Extracted records
==================================================

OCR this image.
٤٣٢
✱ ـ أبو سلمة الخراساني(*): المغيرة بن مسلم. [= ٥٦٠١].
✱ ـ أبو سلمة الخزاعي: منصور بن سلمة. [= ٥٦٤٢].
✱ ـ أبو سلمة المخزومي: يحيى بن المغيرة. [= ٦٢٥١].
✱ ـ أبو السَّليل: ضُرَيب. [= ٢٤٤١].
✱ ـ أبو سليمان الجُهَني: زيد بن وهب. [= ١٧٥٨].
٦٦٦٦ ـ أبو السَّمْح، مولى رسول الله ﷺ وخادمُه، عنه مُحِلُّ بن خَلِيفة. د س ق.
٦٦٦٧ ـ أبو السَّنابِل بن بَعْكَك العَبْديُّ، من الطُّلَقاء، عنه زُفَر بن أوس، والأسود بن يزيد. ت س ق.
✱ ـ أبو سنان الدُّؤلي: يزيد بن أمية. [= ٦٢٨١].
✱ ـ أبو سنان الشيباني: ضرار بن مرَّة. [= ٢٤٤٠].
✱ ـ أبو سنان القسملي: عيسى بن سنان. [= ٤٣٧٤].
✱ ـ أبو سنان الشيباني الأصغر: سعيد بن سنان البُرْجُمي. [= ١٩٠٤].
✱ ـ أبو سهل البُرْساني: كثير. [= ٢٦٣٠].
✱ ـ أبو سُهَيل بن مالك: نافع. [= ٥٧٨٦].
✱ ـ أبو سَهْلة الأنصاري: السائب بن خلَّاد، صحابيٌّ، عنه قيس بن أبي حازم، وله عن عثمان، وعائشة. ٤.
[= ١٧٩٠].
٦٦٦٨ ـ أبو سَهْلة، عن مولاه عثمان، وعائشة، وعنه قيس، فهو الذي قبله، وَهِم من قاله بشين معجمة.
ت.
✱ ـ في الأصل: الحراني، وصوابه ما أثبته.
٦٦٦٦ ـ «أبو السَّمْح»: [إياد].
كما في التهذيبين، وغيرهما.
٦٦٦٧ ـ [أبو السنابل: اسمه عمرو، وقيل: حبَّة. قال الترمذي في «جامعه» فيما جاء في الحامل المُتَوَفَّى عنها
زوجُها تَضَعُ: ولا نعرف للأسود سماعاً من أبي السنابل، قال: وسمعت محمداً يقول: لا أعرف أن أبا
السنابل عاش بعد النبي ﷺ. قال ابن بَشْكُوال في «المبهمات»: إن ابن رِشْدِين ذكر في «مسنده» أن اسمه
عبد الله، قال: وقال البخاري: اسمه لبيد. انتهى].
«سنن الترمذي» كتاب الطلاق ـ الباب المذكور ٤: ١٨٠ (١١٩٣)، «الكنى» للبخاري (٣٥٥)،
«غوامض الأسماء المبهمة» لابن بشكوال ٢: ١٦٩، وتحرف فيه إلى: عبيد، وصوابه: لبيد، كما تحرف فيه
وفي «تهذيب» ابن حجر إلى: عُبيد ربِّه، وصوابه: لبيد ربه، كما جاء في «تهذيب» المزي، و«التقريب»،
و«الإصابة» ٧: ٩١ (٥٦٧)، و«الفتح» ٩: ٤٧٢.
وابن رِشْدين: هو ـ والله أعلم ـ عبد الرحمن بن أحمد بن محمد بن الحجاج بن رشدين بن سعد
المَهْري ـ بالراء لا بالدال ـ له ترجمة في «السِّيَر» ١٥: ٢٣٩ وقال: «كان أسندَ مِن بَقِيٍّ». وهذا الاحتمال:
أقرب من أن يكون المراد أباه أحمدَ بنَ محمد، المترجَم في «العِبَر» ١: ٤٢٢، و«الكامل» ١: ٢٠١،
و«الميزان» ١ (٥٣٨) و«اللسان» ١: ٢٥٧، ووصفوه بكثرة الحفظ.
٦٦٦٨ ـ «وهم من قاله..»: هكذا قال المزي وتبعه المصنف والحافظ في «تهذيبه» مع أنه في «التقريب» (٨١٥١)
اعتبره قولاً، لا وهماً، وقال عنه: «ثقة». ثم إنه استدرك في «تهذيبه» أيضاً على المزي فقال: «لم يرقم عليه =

==================================================

• The request:
Take the listing above and write it out again exactly.

• Answer to the task:
OCR this image.
٤٣٢
✱ ـ أبو سلمة الخراساني(*): المغيرة بن مسلم. [= ٥٦٠١].
✱ ـ أبو سلمة الخزاعي: منصور بن سلمة. [= ٥٦٤٢].
✱ ـ أبو سلمة المخزومي: يحيى بن المغيرة. [= ٦٢٥١].
✱ ـ أبو السَّليل: ضُرَيب. [= ٢٤٤١].
✱ ـ أبو سليمان الجُهَني: زيد بن وهب. [= ١٧٥٨].
٦٦٦٦ ـ أبو السَّمْح، مولى رسول الله ﷺ وخادمُه، عنه مُحِلُّ بن خَلِيفة. د س ق.
٦٦٦٧ ـ أبو السَّنابِل بن بَعْكَك العَبْديُّ، من الطُّلَقاء، عنه زُفَر بن أوس، والأسود بن يزيد. ت س ق.
✱ ـ أبو سنان الدُّؤلي: يزيد بن أمية. [= ٦٢٨١].
✱ ـ أبو سنان الشيباني: ضرار بن مرَّة. [= ٢٤٤٠].
✱ ـ أبو سنان القسملي: عيسى بن سنان. [= ٤٣٧٤].
✱ ـ أبو سنان الشيباني الأصغر: سعيد بن سنان البُرْجُمي. [= ١٩٠٤].
✱ ـ أبو سهل البُرْساني: كثير. [= ٢٦٣٠].
✱ ـ أبو سُهَيل بن مالك: نافع. [= ٥٧٨٦].
✱ ـ أبو سَهْلة الأنصاري: السائب بن خلَّاد، صحابيٌّ، عنه قيس بن أبي حازم، وله عن عثمان، وعائشة. ٤.
[= ١٧٩٠].
٦٦٦٨ ـ أبو سَهْلة، عن مولاه عثمان، وعائشة، وعنه قيس، فهو الذي قبله، وَهِم من قاله بشين معجمة.
ت.
✱ ـ في الأصل: الحراني، وصوابه ما أثبته.
٦٦٦٦ ـ «أبو السَّمْح»: [إياد].
كما في التهذيبين، وغيرهما.
٦٦٦٧ ـ [أبو السنابل: اسمه عمرو، وقيل: حبَّة. قال الترمذي في «جامعه» فيما جاء في الحامل المُتَوَفَّى عنها
زوجُها تَضَعُ: ولا نعرف للأسود سماعاً من أبي السنابل، قال: وسمعت محمداً يقول: لا أعرف أن أبا
السنابل عاش بعد النبي ﷺ. قال ابن بَشْكُوال في «المبهمات»: إن ابن رِشْدِين ذكر في «مسنده» أن اسمه
عبد الله، قال: وقال البخاري: اسمه لبيد. انتهى].
«سنن الترمذي» كتاب الطلاق ـ الباب المذكور ٤: ١٨٠ (١١٩٣)، «الكنى» للبخاري (٣٥٥)،
«غوامض الأسماء المبهمة» لابن بشكوال ٢: ١٦٩، وتحرف فيه إلى: عبيد، وصوابه: لبيد، كما تحرف فيه
وفي «تهذيب» ابن حجر إلى: عُبيد ربِّه، وصوابه: لبيد ربه، كما جاء في «تهذيب» المزي، و«التقريب»،
و«الإصابة» ٧: ٩١ (٥٦٧)، و«الفتح» ٩: ٤٧٢.
وابن رِشْدين: هو ـ والله أعلم ـ عبد الرحمن بن أحمد بن محمد بن الحجاج بن رشدين بن سعد
المَهْري ـ بالراء لا بالدال ـ له ترجمة في «السِّيَر» ١٥: ٢٣٩ وقال: «كان أسندَ مِن بَقِيٍّ». وهذا الاحتمال:
أقرب من أن يكون المراد أباه أحمدَ بنَ محمد، المترجَم في «العِبَر» ١: ٤٢٢، و«الكامل» ١: ٢٠١،
و«الميزان» ١ (٥٣٨) و«اللسان» ١: ٢٥٧، ووصفوه بكثرة الحفظ.
٦٦٦٨ ـ «وهم من قاله..»: هكذا قال المزي وتبعه المصنف والحافظ في «تهذيبه» مع أنه في «التقريب» (٨١٥١)
اعتبره قولاً، لا وهماً، وقال عنه: «ثقة». ثم إنه استدرك في «تهذيبه» أيضاً على المزي فقال: «لم يرقم عليه =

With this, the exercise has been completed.